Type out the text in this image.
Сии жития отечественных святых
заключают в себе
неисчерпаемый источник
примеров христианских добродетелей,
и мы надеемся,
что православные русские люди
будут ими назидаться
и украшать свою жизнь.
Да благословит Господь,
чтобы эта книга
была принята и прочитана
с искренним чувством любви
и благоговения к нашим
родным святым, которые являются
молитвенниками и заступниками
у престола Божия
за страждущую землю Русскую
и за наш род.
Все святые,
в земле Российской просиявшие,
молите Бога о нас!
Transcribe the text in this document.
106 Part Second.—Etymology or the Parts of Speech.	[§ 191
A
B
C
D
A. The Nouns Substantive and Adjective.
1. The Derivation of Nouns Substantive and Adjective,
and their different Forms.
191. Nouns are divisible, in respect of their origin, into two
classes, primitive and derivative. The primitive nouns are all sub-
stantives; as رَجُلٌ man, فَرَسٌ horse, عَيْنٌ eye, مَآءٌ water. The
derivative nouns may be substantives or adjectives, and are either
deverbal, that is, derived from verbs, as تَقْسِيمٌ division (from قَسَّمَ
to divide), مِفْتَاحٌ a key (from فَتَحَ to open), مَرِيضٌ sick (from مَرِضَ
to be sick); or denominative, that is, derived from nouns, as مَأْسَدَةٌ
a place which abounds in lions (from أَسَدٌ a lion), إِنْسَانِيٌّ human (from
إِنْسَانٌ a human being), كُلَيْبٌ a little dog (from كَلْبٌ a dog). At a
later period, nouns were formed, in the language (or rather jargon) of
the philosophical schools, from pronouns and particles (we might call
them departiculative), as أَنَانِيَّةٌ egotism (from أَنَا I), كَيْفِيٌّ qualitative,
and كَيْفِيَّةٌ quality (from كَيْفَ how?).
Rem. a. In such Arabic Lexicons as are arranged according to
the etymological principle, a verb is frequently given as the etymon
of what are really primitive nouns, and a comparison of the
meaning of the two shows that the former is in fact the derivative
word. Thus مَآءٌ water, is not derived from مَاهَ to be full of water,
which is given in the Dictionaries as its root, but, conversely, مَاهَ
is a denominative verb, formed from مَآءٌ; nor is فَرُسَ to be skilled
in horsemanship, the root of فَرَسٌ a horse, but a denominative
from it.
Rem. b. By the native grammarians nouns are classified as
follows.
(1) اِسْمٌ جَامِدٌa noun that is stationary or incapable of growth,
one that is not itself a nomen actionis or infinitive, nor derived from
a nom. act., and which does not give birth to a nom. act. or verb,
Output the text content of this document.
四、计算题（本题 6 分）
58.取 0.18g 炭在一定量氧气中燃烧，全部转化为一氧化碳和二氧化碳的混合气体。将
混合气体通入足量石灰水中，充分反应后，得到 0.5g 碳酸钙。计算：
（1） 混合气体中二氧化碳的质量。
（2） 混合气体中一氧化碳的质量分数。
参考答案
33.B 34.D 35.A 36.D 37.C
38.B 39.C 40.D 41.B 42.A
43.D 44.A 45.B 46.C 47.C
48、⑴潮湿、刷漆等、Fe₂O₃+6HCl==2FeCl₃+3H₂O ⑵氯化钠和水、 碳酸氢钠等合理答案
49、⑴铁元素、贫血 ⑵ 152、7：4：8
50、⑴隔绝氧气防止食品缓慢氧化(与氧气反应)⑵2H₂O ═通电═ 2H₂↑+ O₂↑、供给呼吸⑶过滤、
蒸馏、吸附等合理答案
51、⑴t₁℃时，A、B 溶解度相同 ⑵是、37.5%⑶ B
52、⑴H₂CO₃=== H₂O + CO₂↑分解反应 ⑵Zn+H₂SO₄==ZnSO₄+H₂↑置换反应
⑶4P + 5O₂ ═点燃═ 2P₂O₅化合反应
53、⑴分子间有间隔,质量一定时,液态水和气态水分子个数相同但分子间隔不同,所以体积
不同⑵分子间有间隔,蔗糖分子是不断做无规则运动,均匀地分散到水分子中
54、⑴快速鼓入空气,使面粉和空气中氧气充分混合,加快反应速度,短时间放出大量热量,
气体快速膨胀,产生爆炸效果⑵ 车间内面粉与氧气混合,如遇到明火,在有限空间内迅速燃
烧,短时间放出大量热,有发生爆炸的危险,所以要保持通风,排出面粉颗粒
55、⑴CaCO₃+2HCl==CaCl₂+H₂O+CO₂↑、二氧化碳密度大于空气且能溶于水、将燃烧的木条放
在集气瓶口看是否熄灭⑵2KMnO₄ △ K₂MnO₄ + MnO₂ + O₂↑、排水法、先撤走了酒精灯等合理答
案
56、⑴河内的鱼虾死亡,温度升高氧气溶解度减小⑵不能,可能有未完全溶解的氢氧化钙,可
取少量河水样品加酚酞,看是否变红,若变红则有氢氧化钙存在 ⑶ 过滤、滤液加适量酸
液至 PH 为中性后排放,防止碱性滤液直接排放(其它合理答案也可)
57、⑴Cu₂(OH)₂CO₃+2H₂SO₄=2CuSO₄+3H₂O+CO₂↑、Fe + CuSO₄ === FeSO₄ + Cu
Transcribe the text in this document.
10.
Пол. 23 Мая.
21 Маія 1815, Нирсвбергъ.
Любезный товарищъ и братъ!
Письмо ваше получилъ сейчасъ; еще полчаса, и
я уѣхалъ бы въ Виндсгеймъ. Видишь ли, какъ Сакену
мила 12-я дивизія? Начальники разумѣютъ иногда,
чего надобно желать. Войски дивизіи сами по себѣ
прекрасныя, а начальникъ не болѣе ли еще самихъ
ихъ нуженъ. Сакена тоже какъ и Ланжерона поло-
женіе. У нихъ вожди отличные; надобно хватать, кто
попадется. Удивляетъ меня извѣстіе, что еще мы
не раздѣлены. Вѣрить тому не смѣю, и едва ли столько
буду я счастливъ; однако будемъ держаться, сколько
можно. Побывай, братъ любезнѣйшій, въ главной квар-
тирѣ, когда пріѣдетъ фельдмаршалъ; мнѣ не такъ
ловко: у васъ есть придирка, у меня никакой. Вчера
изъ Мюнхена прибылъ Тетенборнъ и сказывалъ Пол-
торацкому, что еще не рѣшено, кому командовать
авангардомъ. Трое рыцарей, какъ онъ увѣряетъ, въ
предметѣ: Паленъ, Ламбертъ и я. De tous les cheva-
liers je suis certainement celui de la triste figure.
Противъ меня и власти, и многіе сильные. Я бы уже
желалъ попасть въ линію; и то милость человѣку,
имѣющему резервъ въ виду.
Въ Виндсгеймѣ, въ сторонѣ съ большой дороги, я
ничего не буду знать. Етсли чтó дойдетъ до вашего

▸ **Task goal**
Reproduce all data above, unchanged.

▸ **Response for this exercise**
Type out the text in this image.
Сии жития отечественных святых
заключают в себе
неисчерпаемый источник
примеров христианских добродетелей,
и мы надеемся,
что православные русские люди
будут ими назидаться
и украшать свою жизнь.
Да благословит Господь,
чтобы эта книга
была принята и прочитана
с искренним чувством любви
и благоговения к нашим
родным святым, которые являются
молитвенниками и заступниками
у престола Божия
за страждущую землю Русскую
и за наш род.
Все святые,
в земле Российской просиявшие,
молите Бога о нас!
Transcribe the text in this document.
106 Part Second.—Etymology or the Parts of Speech.	[§ 191
A
B
C
D
A. The Nouns Substantive and Adjective.
1. The Derivation of Nouns Substantive and Adjective,
and their different Forms.
191. Nouns are divisible, in respect of their origin, into two
classes, primitive and derivative. The primitive nouns are all sub-
stantives; as رَجُلٌ man, فَرَسٌ horse, عَيْنٌ eye, مَآءٌ water. The
derivative nouns may be substantives or adjectives, and are either
deverbal, that is, derived from verbs, as تَقْسِيمٌ division (from قَسَّمَ
to divide), مِفْتَاحٌ a key (from فَتَحَ to open), مَرِيضٌ sick (from مَرِضَ
to be sick); or denominative, that is, derived from nouns, as مَأْسَدَةٌ
a place which abounds in lions (from أَسَدٌ a lion), إِنْسَانِيٌّ human (from
إِنْسَانٌ a human being), كُلَيْبٌ a little dog (from كَلْبٌ a dog). At a
later period, nouns were formed, in the language (or rather jargon) of
the philosophical schools, from pronouns and particles (we might call
them departiculative), as أَنَانِيَّةٌ egotism (from أَنَا I), كَيْفِيٌّ qualitative,
and كَيْفِيَّةٌ quality (from كَيْفَ how?).
Rem. a. In such Arabic Lexicons as are arranged according to
the etymological principle, a verb is frequently given as the etymon
of what are really primitive nouns, and a comparison of the
meaning of the two shows that the former is in fact the derivative
word. Thus مَآءٌ water, is not derived from مَاهَ to be full of water,
which is given in the Dictionaries as its root, but, conversely, مَاهَ
is a denominative verb, formed from مَآءٌ; nor is فَرُسَ to be skilled
in horsemanship, the root of فَرَسٌ a horse, but a denominative
from it.
Rem. b. By the native grammarians nouns are classified as
follows.
(1) اِسْمٌ جَامِدٌa noun that is stationary or incapable of growth,
one that is not itself a nomen actionis or infinitive, nor derived from
a nom. act., and which does not give birth to a nom. act. or verb,
Output the text content of this document.
四、计算题（本题 6 分）
58.取 0.18g 炭在一定量氧气中燃烧，全部转化为一氧化碳和二氧化碳的混合气体。将
混合气体通入足量石灰水中，充分反应后，得到 0.5g 碳酸钙。计算：
（1） 混合气体中二氧化碳的质量。
（2） 混合气体中一氧化碳的质量分数。
参考答案
33.B 34.D 35.A 36.D 37.C
38.B 39.C 40.D 41.B 42.A
43.D 44.A 45.B 46.C 47.C
48、⑴潮湿、刷漆等、Fe₂O₃+6HCl==2FeCl₃+3H₂O ⑵氯化钠和水、 碳酸氢钠等合理答案
49、⑴铁元素、贫血 ⑵ 152、7：4：8
50、⑴隔绝氧气防止食品缓慢氧化(与氧气反应)⑵2H₂O ═通电═ 2H₂↑+ O₂↑、供给呼吸⑶过滤、
蒸馏、吸附等合理答案
51、⑴t₁℃时，A、B 溶解度相同 ⑵是、37.5%⑶ B
52、⑴H₂CO₃=== H₂O + CO₂↑分解反应 ⑵Zn+H₂SO₄==ZnSO₄+H₂↑置换反应
⑶4P + 5O₂ ═点燃═ 2P₂O₅化合反应
53、⑴分子间有间隔,质量一定时,液态水和气态水分子个数相同但分子间隔不同,所以体积
不同⑵分子间有间隔,蔗糖分子是不断做无规则运动,均匀地分散到水分子中
54、⑴快速鼓入空气,使面粉和空气中氧气充分混合,加快反应速度,短时间放出大量热量,
气体快速膨胀,产生爆炸效果⑵ 车间内面粉与氧气混合,如遇到明火,在有限空间内迅速燃
烧,短时间放出大量热,有发生爆炸的危险,所以要保持通风,排出面粉颗粒
55、⑴CaCO₃+2HCl==CaCl₂+H₂O+CO₂↑、二氧化碳密度大于空气且能溶于水、将燃烧的木条放
在集气瓶口看是否熄灭⑵2KMnO₄ △ K₂MnO₄ + MnO₂ + O₂↑、排水法、先撤走了酒精灯等合理答
案
56、⑴河内的鱼虾死亡,温度升高氧气溶解度减小⑵不能,可能有未完全溶解的氢氧化钙,可
取少量河水样品加酚酞,看是否变红,若变红则有氢氧化钙存在 ⑶ 过滤、滤液加适量酸
液至 PH 为中性后排放,防止碱性滤液直接排放(其它合理答案也可)
57、⑴Cu₂(OH)₂CO₃+2H₂SO₄=2CuSO₄+3H₂O+CO₂↑、Fe + CuSO₄ === FeSO₄ + Cu
Transcribe the text in this document.
10.
Пол. 23 Мая.
21 Маія 1815, Нирсвбергъ.
Любезный товарищъ и братъ!
Письмо ваше получилъ сейчасъ; еще полчаса, и
я уѣхалъ бы въ Виндсгеймъ. Видишь ли, какъ Сакену
мила 12-я дивизія? Начальники разумѣютъ иногда,
чего надобно желать. Войски дивизіи сами по себѣ
прекрасныя, а начальникъ не болѣе ли еще самихъ
ихъ нуженъ. Сакена тоже какъ и Ланжерона поло-
женіе. У нихъ вожди отличные; надобно хватать, кто
попадется. Удивляетъ меня извѣстіе, что еще мы
не раздѣлены. Вѣрить тому не смѣю, и едва ли столько
буду я счастливъ; однако будемъ держаться, сколько
можно. Побывай, братъ любезнѣйшій, въ главной квар-
тирѣ, когда пріѣдетъ фельдмаршалъ; мнѣ не такъ
ловко: у васъ есть придирка, у меня никакой. Вчера
изъ Мюнхена прибылъ Тетенборнъ и сказывалъ Пол-
торацкому, что еще не рѣшено, кому командовать
авангардомъ. Трое рыцарей, какъ онъ увѣряетъ, въ
предметѣ: Паленъ, Ламбертъ и я. De tous les cheva-
liers je suis certainement celui de la triste figure.
Противъ меня и власти, и многіе сильные. Я бы уже
желалъ попасть въ линію; и то милость человѣку,
имѣющему резервъ въ виду.
Въ Виндсгеймѣ, въ сторонѣ съ большой дороги, я
ничего не буду знать. Етсли чтó дойдетъ до вашего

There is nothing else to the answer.